- [Goal] Copy out each line of the data holding "Focus".
--- start of Extracted information ---
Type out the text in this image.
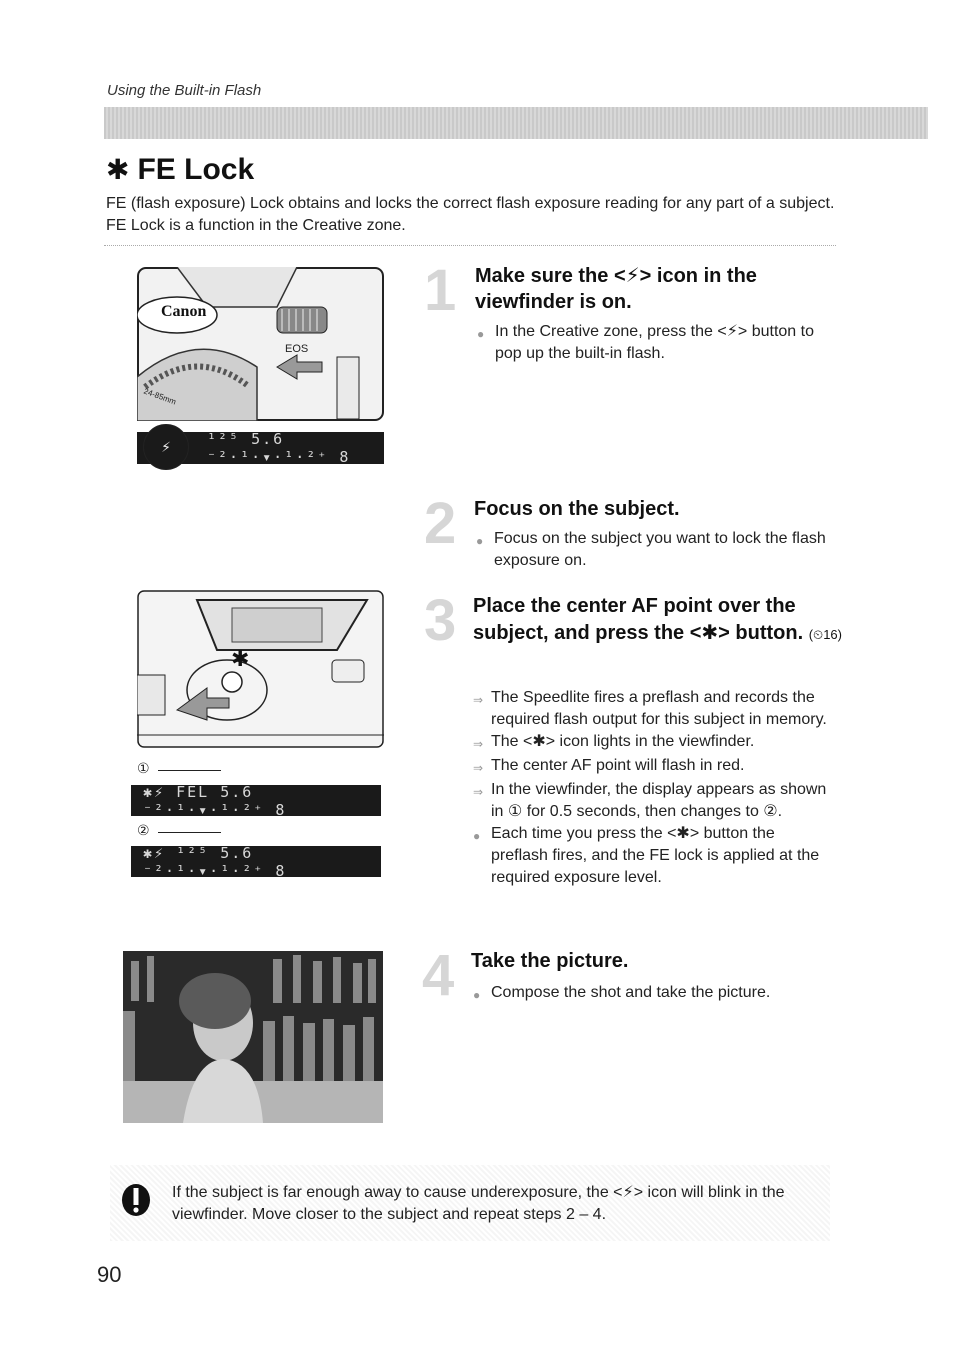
Using the Built-in Flash
✱ FE Lock
FE (flash exposure) Lock obtains and locks the correct flash exposure reading for any part of a subject. FE Lock is a function in the Creative zone.
Canon
EOS
24-85mm
¹²⁵ 5.6 ⁻²·¹·▾·¹·²⁺ 8
⚡
1 Make sure the <⚡> icon in the viewfinder is on.
● In the Creative zone, press the <⚡> button to pop up the built-in flash.
2 Focus on the subject.
● Focus on the subject you want to lock the flash exposure on.
✱
①
✱⚡ FEL 5.6 ⁻²·¹·▾·¹·²⁺ 8
②
✱⚡ ¹²⁵ 5.6 ⁻²·¹·▾·¹·²⁺ 8
3 Place the center AF point over the subject, and press the <✱> button. (⏲16)
⇒ The Speedlite fires a preflash and records the required flash output for this subject in memory.
⇒ The <✱> icon lights in the viewfinder.
⇒ The center AF point will flash in red.
⇒ In the viewfinder, the display appears as shown in ① for 0.5 seconds, then changes to ②.
● Each time you press the <✱> button the preflash fires, and the FE lock is applied at the required exposure level.
4 Take the picture.
● Compose the shot and take the picture.
If the subject is far enough away to cause underexposure, the <⚡> icon will blink in the viewfinder. Move closer to the subject and repeat steps 2 – 4.
90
--- end of Extracted information ---
- [Answer]
2 Focus on the subject.
● Focus on the subject you want to lock the flash exposure on.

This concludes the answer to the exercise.